▶ 练习
请将阅读原文中从“消费到的数据为(并且指定的位置可以重复的消费)”到“value = msg7)”的部分原样照录出来。

▶ 阅读原文
******************************
消费到的数据为(并且指定的位置可以重复的消费)

ConsumerRecord(topic = first, partition = 3, leaderEpoch = 0, offset = 30, CreateTime = 1677121290475, serialized key size = 1, serialized value size = 4, headers = RecordHeaders(headers = [], isReadOnly = false), key = 1, value = msg1)
ConsumerRecord(topic = first, partition = 3, leaderEpoch = 0, offset = 31, CreateTime = 1677121290476, serialized key size = 1, serialized value size = 4, headers = RecordHeaders(headers = [], isReadOnly = false), key = 3, value = msg3)
ConsumerRecord(topic = first, partition = 3, leaderEpoch = 0, offset = 32, CreateTime = 1677121290476, serialized key size = 1, serialized value size = 4, headers = RecordHeaders(headers = [], isReadOnly = false), key = 7, value = msg7)
******************************
▶ 所给材料
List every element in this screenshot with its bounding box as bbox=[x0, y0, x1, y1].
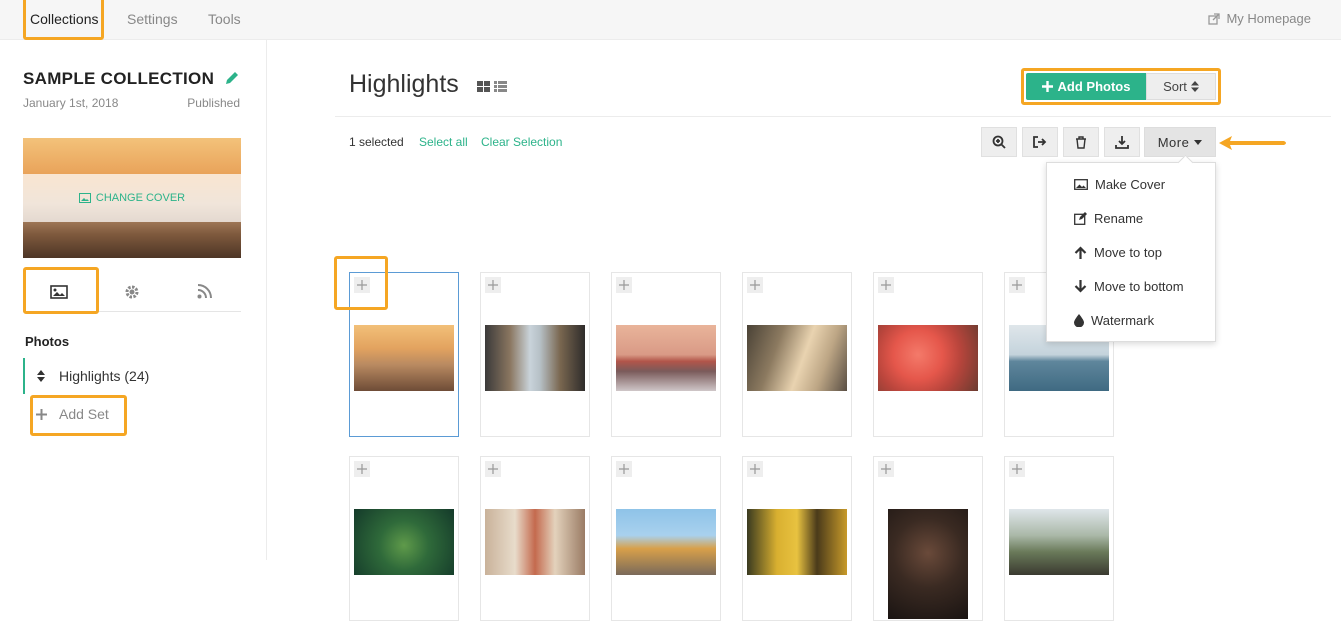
******************************
▶ 练习答案
消费到的数据为(并且指定的位置可以重复的消费)

ConsumerRecord(topic = first, partition = 3, leaderEpoch = 0, offset = 30, CreateTime = 1677121290475, serialized key size = 1, serialized value size = 4, headers = RecordHeaders(headers = [], isReadOnly = false), key = 1, value = msg1)
ConsumerRecord(topic = first, partition = 3, leaderEpoch = 0, offset = 31, CreateTime = 1677121290476, serialized key size = 1, serialized value size = 4, headers = RecordHeaders(headers = [], isReadOnly = false), key = 3, value = msg3)
ConsumerRecord(topic = first, partition = 3, leaderEpoch = 0, offset = 32, CreateTime = 1677121290476, serialized key size = 1, serialized value size = 4, headers = RecordHeaders(headers = [], isReadOnly = false), key = 7, value = msg7)